## [The problem]
Repeat the records below exactly.

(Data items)
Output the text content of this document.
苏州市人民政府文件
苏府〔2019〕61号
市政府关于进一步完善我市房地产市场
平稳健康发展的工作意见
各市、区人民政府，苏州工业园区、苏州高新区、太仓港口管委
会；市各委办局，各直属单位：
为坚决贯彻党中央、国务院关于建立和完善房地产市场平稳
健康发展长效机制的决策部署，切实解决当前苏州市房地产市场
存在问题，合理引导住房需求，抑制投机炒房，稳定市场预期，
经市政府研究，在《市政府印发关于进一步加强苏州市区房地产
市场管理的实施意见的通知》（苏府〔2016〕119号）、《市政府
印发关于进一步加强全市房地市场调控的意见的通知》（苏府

## [Answer below]
Output the text content of this document.
苏州市人民政府文件
苏府〔2019〕61号
市政府关于进一步完善我市房地产市场
平稳健康发展的工作意见
各市、区人民政府，苏州工业园区、苏州高新区、太仓港口管委
会；市各委办局，各直属单位：
为坚决贯彻党中央、国务院关于建立和完善房地产市场平稳
健康发展长效机制的决策部署，切实解决当前苏州市房地产市场
存在问题，合理引导住房需求，抑制投机炒房，稳定市场预期，
经市政府研究，在《市政府印发关于进一步加强苏州市区房地产
市场管理的实施意见的通知》（苏府〔2016〕119号）、《市政府
印发关于进一步加强全市房地市场调控的意见的通知》（苏府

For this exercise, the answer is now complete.